*TASK PROMPT*:
Find the string "Flux" in the data, then copy every line where it is found.
--- START OF DATA SECTION ---
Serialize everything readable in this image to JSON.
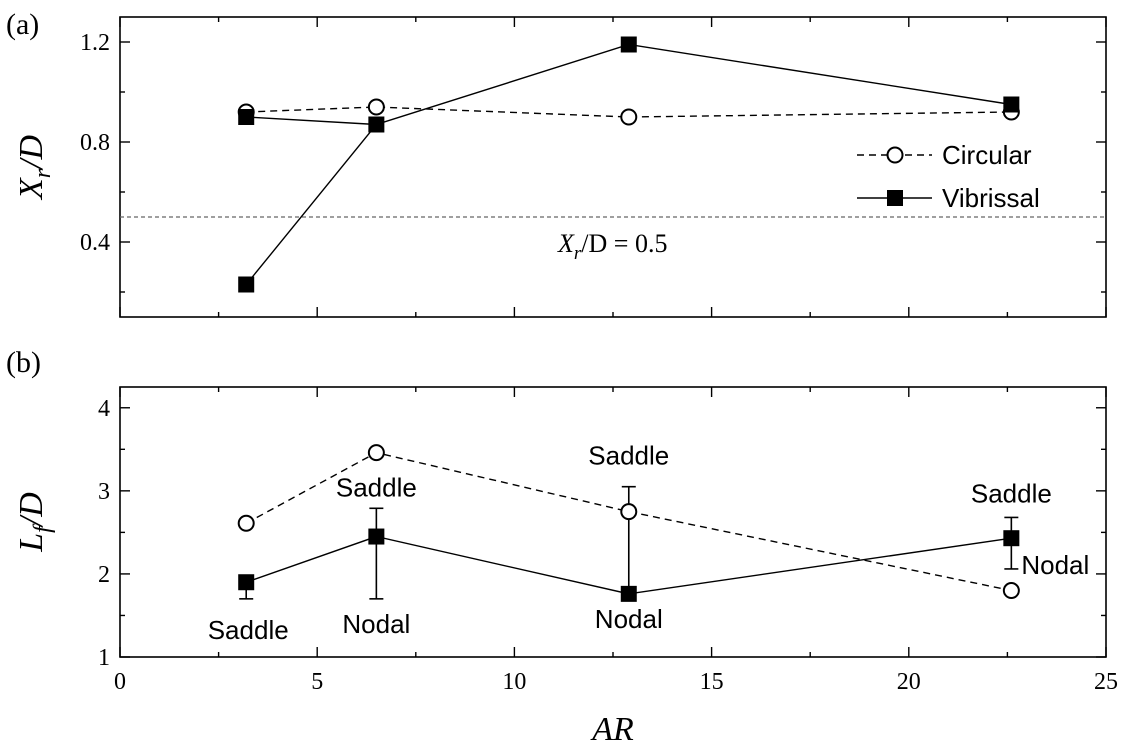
{
  "chart_data": {
    "type": "line",
    "xlabel": "AR",
    "xlim": [
      0,
      25
    ],
    "xticks": [
      0,
      5,
      10,
      15,
      20,
      25
    ],
    "legend": {
      "placement": "right",
      "entries": [
        {
          "name": "Circular",
          "marker": "open-circle",
          "line": "dashed"
        },
        {
          "name": "Vibrissal",
          "marker": "filled-square",
          "line": "solid"
        }
      ]
    },
    "panels": [
      {
        "label": "(a)",
        "ylabel_base": "X",
        "ylabel_sub": "r",
        "ylabel_rest": "/D",
        "ylim": [
          0.1,
          1.3
        ],
        "yticks": [
          "0.4",
          "0.8",
          "1.2"
        ],
        "x": [
          3.2,
          6.5,
          12.9,
          22.6
        ],
        "series": [
          {
            "name": "Circular",
            "values": [
              0.92,
              0.94,
              0.9,
              0.92
            ]
          },
          {
            "name": "Vibrissal",
            "values": [
              0.23,
              0.87,
              1.19,
              0.95
            ],
            "extra_points": [
              {
                "x": 3.2,
                "y": 0.9
              }
            ],
            "line_path": [
              [
                3.2,
                0.23
              ],
              [
                6.5,
                0.87
              ],
              [
                12.9,
                1.19
              ],
              [
                22.6,
                0.95
              ]
            ],
            "second_path": [
              [
                3.2,
                0.9
              ],
              [
                6.5,
                0.87
              ]
            ]
          }
        ],
        "reference_line": {
          "y": 0.5,
          "label_base": "X",
          "label_sub": "r",
          "label_rest": "/D = 0.5"
        }
      },
      {
        "label": "(b)",
        "ylabel_base": "L",
        "ylabel_sub": "f",
        "ylabel_rest": "/D",
        "ylim": [
          1,
          4.25
        ],
        "yticks": [
          "1",
          "2",
          "3",
          "4"
        ],
        "x": [
          3.2,
          6.5,
          12.9,
          22.6
        ],
        "series": [
          {
            "name": "Circular",
            "values": [
              2.61,
              3.46,
              2.75,
              1.8
            ]
          },
          {
            "name": "Vibrissal",
            "values": [
              1.9,
              2.45,
              1.76,
              2.43
            ],
            "error_low": [
              1.7,
              1.7,
              1.76,
              2.06
            ],
            "error_high": [
              1.9,
              2.79,
              3.05,
              2.68
            ]
          }
        ],
        "annotations": [
          {
            "text": "Saddle",
            "x": 3.2,
            "pos": "below-left"
          },
          {
            "text": "Nodal",
            "x": 6.5,
            "pos": "below"
          },
          {
            "text": "Saddle",
            "x": 6.5,
            "pos": "above"
          },
          {
            "text": "Saddle",
            "x": 12.9,
            "pos": "above"
          },
          {
            "text": "Nodal",
            "x": 12.9,
            "pos": "below"
          },
          {
            "text": "Saddle",
            "x": 22.6,
            "pos": "above"
          },
          {
            "text": "Nodal",
            "x": 22.6,
            "pos": "right"
          }
        ]
      }
    ]
  }
}
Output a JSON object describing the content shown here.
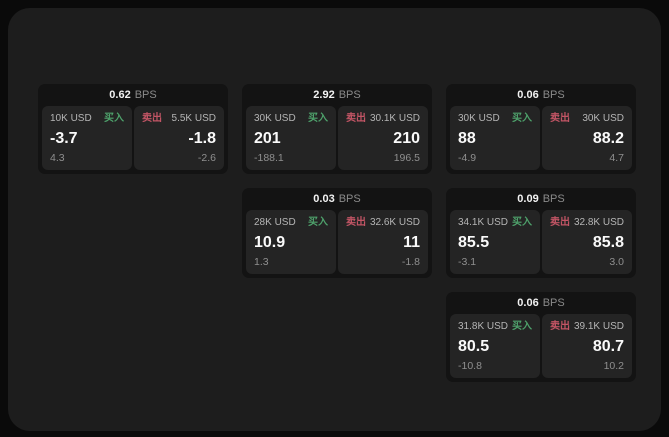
{
  "labels": {
    "bps_unit": "BPS",
    "buy": "买入",
    "sell": "卖出"
  },
  "colors": {
    "page_bg": "#0a0a0a",
    "window_bg": "#1d1d1d",
    "card_bg": "#131313",
    "panel_bg": "#242424",
    "buy_green": "#4ea16b",
    "sell_red": "#c25565",
    "primary_text": "#fafafa",
    "muted_text": "#8f8f8f"
  },
  "cards": [
    {
      "bps": "0.62",
      "buy": {
        "amount": "10K USD",
        "price": "-3.7",
        "sub": "4.3"
      },
      "sell": {
        "amount": "5.5K USD",
        "price": "-1.8",
        "sub": "-2.6"
      }
    },
    {
      "bps": "2.92",
      "buy": {
        "amount": "30K USD",
        "price": "201",
        "sub": "-188.1"
      },
      "sell": {
        "amount": "30.1K USD",
        "price": "210",
        "sub": "196.5"
      }
    },
    {
      "bps": "0.06",
      "buy": {
        "amount": "30K USD",
        "price": "88",
        "sub": "-4.9"
      },
      "sell": {
        "amount": "30K USD",
        "price": "88.2",
        "sub": "4.7"
      }
    },
    {
      "bps": "0.03",
      "buy": {
        "amount": "28K USD",
        "price": "10.9",
        "sub": "1.3"
      },
      "sell": {
        "amount": "32.6K USD",
        "price": "11",
        "sub": "-1.8"
      }
    },
    {
      "bps": "0.09",
      "buy": {
        "amount": "34.1K USD",
        "price": "85.5",
        "sub": "-3.1"
      },
      "sell": {
        "amount": "32.8K USD",
        "price": "85.8",
        "sub": "3.0"
      }
    },
    {
      "bps": "0.06",
      "buy": {
        "amount": "31.8K USD",
        "price": "80.5",
        "sub": "-10.8"
      },
      "sell": {
        "amount": "39.1K USD",
        "price": "80.7",
        "sub": "10.2"
      }
    }
  ]
}
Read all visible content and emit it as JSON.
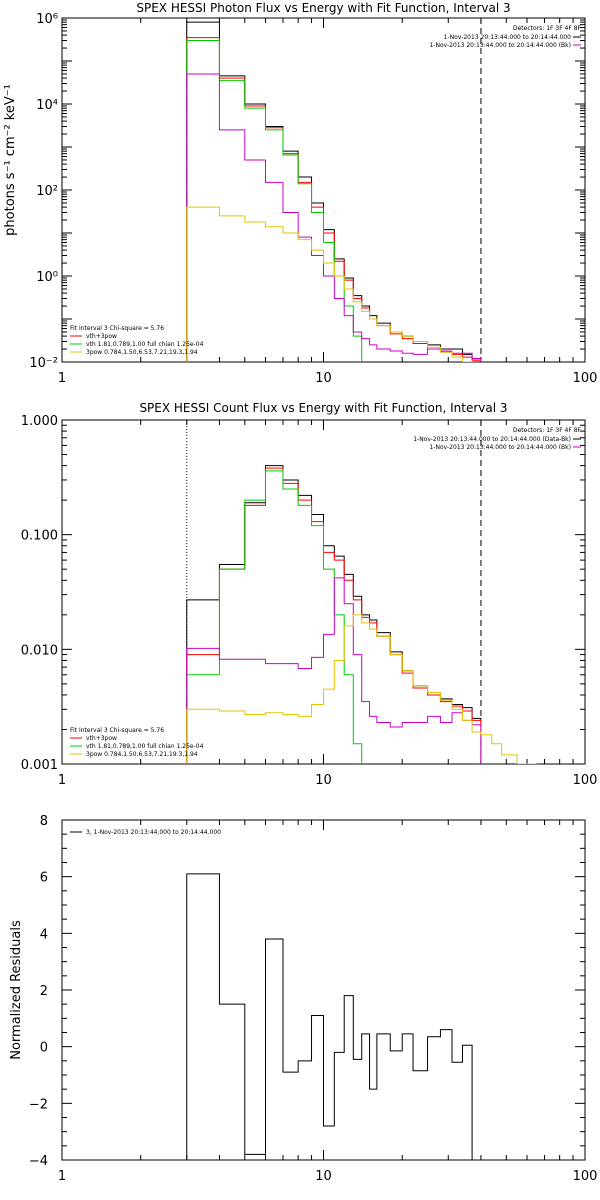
{
  "chart_data": [
    {
      "type": "line",
      "title": "SPEX HESSI Photon Flux vs Energy with Fit Function, Interval 3",
      "ylabel": "photons s⁻¹ cm⁻² keV⁻¹",
      "xlabel": "",
      "xscale": "log",
      "yscale": "log",
      "xlim": [
        1,
        100
      ],
      "ylim": [
        0.01,
        1000000
      ],
      "x_ticks": [
        "1",
        "10",
        "100"
      ],
      "y_ticks": [
        "10⁶",
        "10⁴",
        "10²",
        "10⁰",
        "10⁻²"
      ],
      "vlines": {
        "dotted": 3.0,
        "dashed": 40.0
      },
      "legend_right": {
        "detectors": "Detectors: 1F 3F 4F 8F",
        "lines": [
          {
            "text": "1-Nov-2013 20:13:44.000 to 20:14:44.000",
            "color": "#000000"
          },
          {
            "text": "1-Nov-2013 20:13:44.000 to 20:14:44.000 (Bk)",
            "color": "#cc00cc"
          }
        ]
      },
      "legend_left": {
        "header": "Fit Interval 3   Chi-square = 5.76",
        "lines": [
          {
            "text": "vth+3pow",
            "color": "#ff0000"
          },
          {
            "text": "vth 1.81,0.789,1.00  full chian 1.25e-04",
            "color": "#00cc00"
          },
          {
            "text": "3pow 0.784,1.50,6.53,7.21,19.3,1.94",
            "color": "#e6c200"
          }
        ]
      },
      "edges": [
        3.0,
        4.0,
        5.0,
        6.0,
        7.0,
        8.0,
        9.0,
        10.0,
        11.0,
        12.0,
        13.0,
        14.0,
        15.0,
        16.0,
        18.0,
        20.0,
        22.0,
        25.0,
        28.0,
        31.0,
        34.0,
        37.0,
        40.0,
        44.0,
        48.0,
        55.0,
        65.0
      ],
      "series": [
        {
          "name": "data",
          "color": "#000000",
          "values": [
            800000,
            45000,
            10000,
            3000,
            800,
            200,
            50,
            12,
            2.5,
            0.9,
            0.35,
            0.2,
            0.12,
            0.08,
            0.05,
            0.04,
            0.03,
            0.025,
            0.02,
            0.02,
            0.015,
            0.012
          ]
        },
        {
          "name": "vth+3pow",
          "color": "#ff0000",
          "values": [
            350000,
            40000,
            9000,
            2800,
            700,
            150,
            40,
            10,
            2.2,
            0.8,
            0.3,
            0.18,
            0.1,
            0.07,
            0.045,
            0.035,
            0.027,
            0.02,
            0.017,
            0.015,
            0.013,
            0.011
          ]
        },
        {
          "name": "vth",
          "color": "#00cc00",
          "values": [
            300000,
            35000,
            8000,
            2500,
            650,
            140,
            30,
            6,
            1,
            0.2,
            0.04,
            0.008
          ]
        },
        {
          "name": "bk",
          "color": "#cc00cc",
          "values": [
            50000,
            2500,
            500,
            150,
            30,
            8,
            3,
            1,
            0.3,
            0.12,
            0.05,
            0.035,
            0.025,
            0.02,
            0.018,
            0.016,
            0.015,
            0.02,
            0.018,
            0.016,
            0.016,
            0.012
          ]
        },
        {
          "name": "3pow",
          "color": "#e6c200",
          "values": [
            40,
            25,
            18,
            14,
            10,
            7,
            4,
            2,
            1,
            0.5,
            0.25,
            0.15,
            0.1,
            0.07,
            0.05,
            0.04,
            0.03,
            0.022,
            0.017,
            0.013,
            0.01,
            0.008
          ]
        }
      ]
    },
    {
      "type": "line",
      "title": "SPEX HESSI Count Flux vs Energy with Fit Function, Interval 3",
      "ylabel": "",
      "xlabel": "",
      "xscale": "log",
      "yscale": "log",
      "xlim": [
        1,
        100
      ],
      "ylim": [
        0.001,
        1.0
      ],
      "x_ticks": [
        "1",
        "10",
        "100"
      ],
      "y_ticks": [
        "1.000",
        "0.100",
        "0.010",
        "0.001"
      ],
      "vlines": {
        "dotted": 3.0,
        "dashed": 40.0
      },
      "legend_right": {
        "detectors": "Detectors: 1F 3F 4F 8F",
        "lines": [
          {
            "text": "1-Nov-2013 20:13:44.000 to 20:14:44.000 (Data-Bk)",
            "color": "#000000"
          },
          {
            "text": "1-Nov-2013 20:13:44.000 to 20:14:44.000 (Bk)",
            "color": "#cc00cc"
          }
        ]
      },
      "legend_left": {
        "header": "Fit Interval 3   Chi-square = 5.76",
        "lines": [
          {
            "text": "vth+3pow",
            "color": "#ff0000"
          },
          {
            "text": "vth 1.81,0.789,1.00  full chian 1.25e-04",
            "color": "#00cc00"
          },
          {
            "text": "3pow 0.784,1.50,6.53,7.21,19.3,1.94",
            "color": "#e6c200"
          }
        ]
      },
      "edges": [
        3.0,
        4.0,
        5.0,
        6.0,
        7.0,
        8.0,
        9.0,
        10.0,
        11.0,
        12.0,
        13.0,
        14.0,
        15.0,
        16.0,
        18.0,
        20.0,
        22.0,
        25.0,
        28.0,
        31.0,
        34.0,
        37.0,
        40.0,
        44.0,
        48.0,
        55.0,
        65.0
      ],
      "series": [
        {
          "name": "data",
          "color": "#000000",
          "values": [
            0.027,
            0.055,
            0.19,
            0.4,
            0.3,
            0.22,
            0.15,
            0.08,
            0.065,
            0.045,
            0.029,
            0.02,
            0.018,
            0.014,
            0.0095,
            0.0065,
            0.0048,
            0.0042,
            0.0037,
            0.0033,
            0.0031,
            0.0025
          ]
        },
        {
          "name": "vth+3pow",
          "color": "#ff0000",
          "values": [
            0.009,
            0.05,
            0.18,
            0.38,
            0.28,
            0.2,
            0.13,
            0.07,
            0.06,
            0.04,
            0.027,
            0.019,
            0.017,
            0.013,
            0.009,
            0.0062,
            0.0046,
            0.004,
            0.0035,
            0.0032,
            0.0029,
            0.0024
          ]
        },
        {
          "name": "vth",
          "color": "#00cc00",
          "values": [
            0.006,
            0.05,
            0.2,
            0.36,
            0.25,
            0.18,
            0.12,
            0.05,
            0.02,
            0.006,
            0.0015,
            0.0003
          ]
        },
        {
          "name": "bk",
          "color": "#cc00cc",
          "values": [
            0.0102,
            0.0082,
            0.0082,
            0.0075,
            0.0075,
            0.0068,
            0.0085,
            0.0135,
            0.042,
            0.025,
            0.009,
            0.0035,
            0.0026,
            0.0023,
            0.0021,
            0.0023,
            0.0023,
            0.0026,
            0.0023,
            0.0028,
            0.0024,
            0.0022
          ]
        },
        {
          "name": "3pow",
          "color": "#e6c200",
          "values": [
            0.003,
            0.0029,
            0.0027,
            0.0028,
            0.0027,
            0.0026,
            0.0033,
            0.0045,
            0.008,
            0.016,
            0.02,
            0.017,
            0.015,
            0.013,
            0.009,
            0.0065,
            0.0048,
            0.0042,
            0.0036,
            0.003,
            0.0024,
            0.0019,
            0.0018,
            0.0015,
            0.0012,
            0.001
          ]
        }
      ]
    },
    {
      "type": "line",
      "title": "",
      "ylabel": "Normalized Residuals",
      "xlabel": "",
      "xscale": "log",
      "yscale": "linear",
      "xlim": [
        1,
        100
      ],
      "ylim": [
        -4,
        8
      ],
      "x_ticks": [
        "1",
        "10",
        "100"
      ],
      "y_ticks": [
        "8",
        "6",
        "4",
        "2",
        "0",
        "−2",
        "−4"
      ],
      "legend": "3,  1-Nov-2013 20:13:44.000 to 20:14:44.000",
      "edges": [
        3.0,
        4.0,
        5.0,
        6.0,
        7.0,
        8.0,
        9.0,
        10.0,
        11.0,
        12.0,
        13.0,
        14.0,
        15.0,
        16.0,
        18.0,
        20.0,
        22.0,
        25.0,
        28.0,
        31.0,
        34.0,
        37.0,
        40.0
      ],
      "series": [
        {
          "name": "residuals",
          "color": "#000000",
          "values": [
            6.1,
            1.5,
            -3.8,
            3.8,
            -0.9,
            -0.5,
            1.1,
            -2.8,
            -0.2,
            1.8,
            -0.45,
            0.45,
            -1.5,
            0.45,
            -0.15,
            0.45,
            -0.85,
            0.35,
            0.6,
            -0.55,
            0.05
          ]
        }
      ]
    }
  ]
}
--- END OF DATA SECTION ---
*REPLY TO THE TASK*:
      "title": "SPEX HESSI Photon Flux vs Energy with Fit Function, Interval 3",
      "title": "SPEX HESSI Count Flux vs Energy with Fit Function, Interval 3",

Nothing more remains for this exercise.